Your task is to copy the material exactly.

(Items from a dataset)
-- BEGIN --
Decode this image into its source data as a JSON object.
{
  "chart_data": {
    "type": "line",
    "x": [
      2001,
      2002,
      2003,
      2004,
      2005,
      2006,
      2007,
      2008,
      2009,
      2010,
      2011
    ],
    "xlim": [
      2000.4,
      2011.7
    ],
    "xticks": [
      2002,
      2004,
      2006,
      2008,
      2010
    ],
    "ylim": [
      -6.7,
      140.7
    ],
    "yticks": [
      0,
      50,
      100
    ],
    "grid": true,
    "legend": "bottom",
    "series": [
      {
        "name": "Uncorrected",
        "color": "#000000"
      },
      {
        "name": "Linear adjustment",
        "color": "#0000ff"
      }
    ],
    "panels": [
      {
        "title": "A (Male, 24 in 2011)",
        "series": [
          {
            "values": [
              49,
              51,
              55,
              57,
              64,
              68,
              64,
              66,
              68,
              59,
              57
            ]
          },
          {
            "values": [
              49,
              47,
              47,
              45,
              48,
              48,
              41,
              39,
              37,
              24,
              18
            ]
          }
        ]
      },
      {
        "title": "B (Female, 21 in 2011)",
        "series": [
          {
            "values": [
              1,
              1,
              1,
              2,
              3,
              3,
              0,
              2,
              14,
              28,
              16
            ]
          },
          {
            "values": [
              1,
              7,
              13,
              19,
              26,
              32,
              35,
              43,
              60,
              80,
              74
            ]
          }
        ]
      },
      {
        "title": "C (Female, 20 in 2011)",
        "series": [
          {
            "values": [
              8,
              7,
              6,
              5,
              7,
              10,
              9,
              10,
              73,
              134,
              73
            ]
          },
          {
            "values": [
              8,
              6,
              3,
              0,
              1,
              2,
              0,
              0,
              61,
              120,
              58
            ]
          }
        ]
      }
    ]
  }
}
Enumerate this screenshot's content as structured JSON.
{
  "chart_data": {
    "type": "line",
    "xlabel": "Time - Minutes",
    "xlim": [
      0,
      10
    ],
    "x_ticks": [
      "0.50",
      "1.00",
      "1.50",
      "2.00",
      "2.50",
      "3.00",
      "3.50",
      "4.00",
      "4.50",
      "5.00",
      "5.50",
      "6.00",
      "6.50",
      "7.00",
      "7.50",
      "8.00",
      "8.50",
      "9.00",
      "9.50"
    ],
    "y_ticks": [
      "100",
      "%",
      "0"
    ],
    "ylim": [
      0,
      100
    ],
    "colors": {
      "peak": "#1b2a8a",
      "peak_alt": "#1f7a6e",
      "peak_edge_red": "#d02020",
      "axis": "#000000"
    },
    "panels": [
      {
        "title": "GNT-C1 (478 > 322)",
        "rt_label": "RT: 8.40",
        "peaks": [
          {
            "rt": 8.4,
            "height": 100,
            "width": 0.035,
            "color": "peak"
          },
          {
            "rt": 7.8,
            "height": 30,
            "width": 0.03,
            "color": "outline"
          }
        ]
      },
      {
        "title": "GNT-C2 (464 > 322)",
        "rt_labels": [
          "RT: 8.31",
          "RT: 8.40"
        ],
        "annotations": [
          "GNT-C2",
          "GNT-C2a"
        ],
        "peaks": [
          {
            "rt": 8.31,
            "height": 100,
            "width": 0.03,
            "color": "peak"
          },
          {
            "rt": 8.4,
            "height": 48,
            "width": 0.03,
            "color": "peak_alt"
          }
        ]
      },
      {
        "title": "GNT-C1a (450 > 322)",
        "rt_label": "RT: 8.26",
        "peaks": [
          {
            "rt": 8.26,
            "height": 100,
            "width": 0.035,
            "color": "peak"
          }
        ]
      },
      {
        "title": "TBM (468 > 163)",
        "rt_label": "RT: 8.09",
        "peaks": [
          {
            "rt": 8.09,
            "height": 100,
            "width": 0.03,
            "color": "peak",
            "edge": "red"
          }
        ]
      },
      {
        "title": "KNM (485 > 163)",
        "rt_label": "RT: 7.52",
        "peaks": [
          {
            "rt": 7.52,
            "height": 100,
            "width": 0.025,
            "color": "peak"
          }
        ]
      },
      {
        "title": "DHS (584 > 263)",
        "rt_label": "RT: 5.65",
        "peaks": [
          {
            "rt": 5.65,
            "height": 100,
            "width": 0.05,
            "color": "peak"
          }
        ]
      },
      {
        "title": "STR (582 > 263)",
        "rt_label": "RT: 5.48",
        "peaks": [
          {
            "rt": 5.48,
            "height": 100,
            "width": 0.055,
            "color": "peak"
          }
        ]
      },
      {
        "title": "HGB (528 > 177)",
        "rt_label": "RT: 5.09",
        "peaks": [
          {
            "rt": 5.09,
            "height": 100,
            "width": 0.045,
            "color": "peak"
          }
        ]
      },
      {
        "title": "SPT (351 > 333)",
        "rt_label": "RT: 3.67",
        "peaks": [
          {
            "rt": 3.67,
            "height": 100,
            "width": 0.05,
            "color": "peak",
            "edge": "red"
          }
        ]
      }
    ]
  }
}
-- END --
** SOLUTION TO THIS TASK **
Decode this image into its source data as a JSON object.
{
  "chart_data": {
    "type": "line",
    "x": [
      2001,
      2002,
      2003,
      2004,
      2005,
      2006,
      2007,
      2008,
      2009,
      2010,
      2011
    ],
    "xlim": [
      2000.4,
      2011.7
    ],
    "xticks": [
      2002,
      2004,
      2006,
      2008,
      2010
    ],
    "ylim": [
      -6.7,
      140.7
    ],
    "yticks": [
      0,
      50,
      100
    ],
    "grid": true,
    "legend": "bottom",
    "series": [
      {
        "name": "Uncorrected",
        "color": "#000000"
      },
      {
        "name": "Linear adjustment",
        "color": "#0000ff"
      }
    ],
    "panels": [
      {
        "title": "A (Male, 24 in 2011)",
        "series": [
          {
            "values": [
              49,
              51,
              55,
              57,
              64,
              68,
              64,
              66,
              68,
              59,
              57
            ]
          },
          {
            "values": [
              49,
              47,
              47,
              45,
              48,
              48,
              41,
              39,
              37,
              24,
              18
            ]
          }
        ]
      },
      {
        "title": "B (Female, 21 in 2011)",
        "series": [
          {
            "values": [
              1,
              1,
              1,
              2,
              3,
              3,
              0,
              2,
              14,
              28,
              16
            ]
          },
          {
            "values": [
              1,
              7,
              13,
              19,
              26,
              32,
              35,
              43,
              60,
              80,
              74
            ]
          }
        ]
      },
      {
        "title": "C (Female, 20 in 2011)",
        "series": [
          {
            "values": [
              8,
              7,
              6,
              5,
              7,
              10,
              9,
              10,
              73,
              134,
              73
            ]
          },
          {
            "values": [
              8,
              6,
              3,
              0,
              1,
              2,
              0,
              0,
              61,
              120,
              58
            ]
          }
        ]
      }
    ]
  }
}
Enumerate this screenshot's content as structured JSON.
{
  "chart_data": {
    "type": "line",
    "xlabel": "Time - Minutes",
    "xlim": [
      0,
      10
    ],
    "x_ticks": [
      "0.50",
      "1.00",
      "1.50",
      "2.00",
      "2.50",
      "3.00",
      "3.50",
      "4.00",
      "4.50",
      "5.00",
      "5.50",
      "6.00",
      "6.50",
      "7.00",
      "7.50",
      "8.00",
      "8.50",
      "9.00",
      "9.50"
    ],
    "y_ticks": [
      "100",
      "%",
      "0"
    ],
    "ylim": [
      0,
      100
    ],
    "colors": {
      "peak": "#1b2a8a",
      "peak_alt": "#1f7a6e",
      "peak_edge_red": "#d02020",
      "axis": "#000000"
    },
    "panels": [
      {
        "title": "GNT-C1 (478 > 322)",
        "rt_label": "RT: 8.40",
        "peaks": [
          {
            "rt": 8.4,
            "height": 100,
            "width": 0.035,
            "color": "peak"
          },
          {
            "rt": 7.8,
            "height": 30,
            "width": 0.03,
            "color": "outline"
          }
        ]
      },
      {
        "title": "GNT-C2 (464 > 322)",
        "rt_labels": [
          "RT: 8.31",
          "RT: 8.40"
        ],
        "annotations": [
          "GNT-C2",
          "GNT-C2a"
        ],
        "peaks": [
          {
            "rt": 8.31,
            "height": 100,
            "width": 0.03,
            "color": "peak"
          },
          {
            "rt": 8.4,
            "height": 48,
            "width": 0.03,
            "color": "peak_alt"
          }
        ]
      },
      {
        "title": "GNT-C1a (450 > 322)",
        "rt_label": "RT: 8.26",
        "peaks": [
          {
            "rt": 8.26,
            "height": 100,
            "width": 0.035,
            "color": "peak"
          }
        ]
      },
      {
        "title": "TBM (468 > 163)",
        "rt_label": "RT: 8.09",
        "peaks": [
          {
            "rt": 8.09,
            "height": 100,
            "width": 0.03,
            "color": "peak",
            "edge": "red"
          }
        ]
      },
      {
        "title": "KNM (485 > 163)",
        "rt_label": "RT: 7.52",
        "peaks": [
          {
            "rt": 7.52,
            "height": 100,
            "width": 0.025,
            "color": "peak"
          }
        ]
      },
      {
        "title": "DHS (584 > 263)",
        "rt_label": "RT: 5.65",
        "peaks": [
          {
            "rt": 5.65,
            "height": 100,
            "width": 0.05,
            "color": "peak"
          }
        ]
      },
      {
        "title": "STR (582 > 263)",
        "rt_label": "RT: 5.48",
        "peaks": [
          {
            "rt": 5.48,
            "height": 100,
            "width": 0.055,
            "color": "peak"
          }
        ]
      },
      {
        "title": "HGB (528 > 177)",
        "rt_label": "RT: 5.09",
        "peaks": [
          {
            "rt": 5.09,
            "height": 100,
            "width": 0.045,
            "color": "peak"
          }
        ]
      },
      {
        "title": "SPT (351 > 333)",
        "rt_label": "RT: 3.67",
        "peaks": [
          {
            "rt": 3.67,
            "height": 100,
            "width": 0.05,
            "color": "peak",
            "edge": "red"
          }
        ]
      }
    ]
  }
}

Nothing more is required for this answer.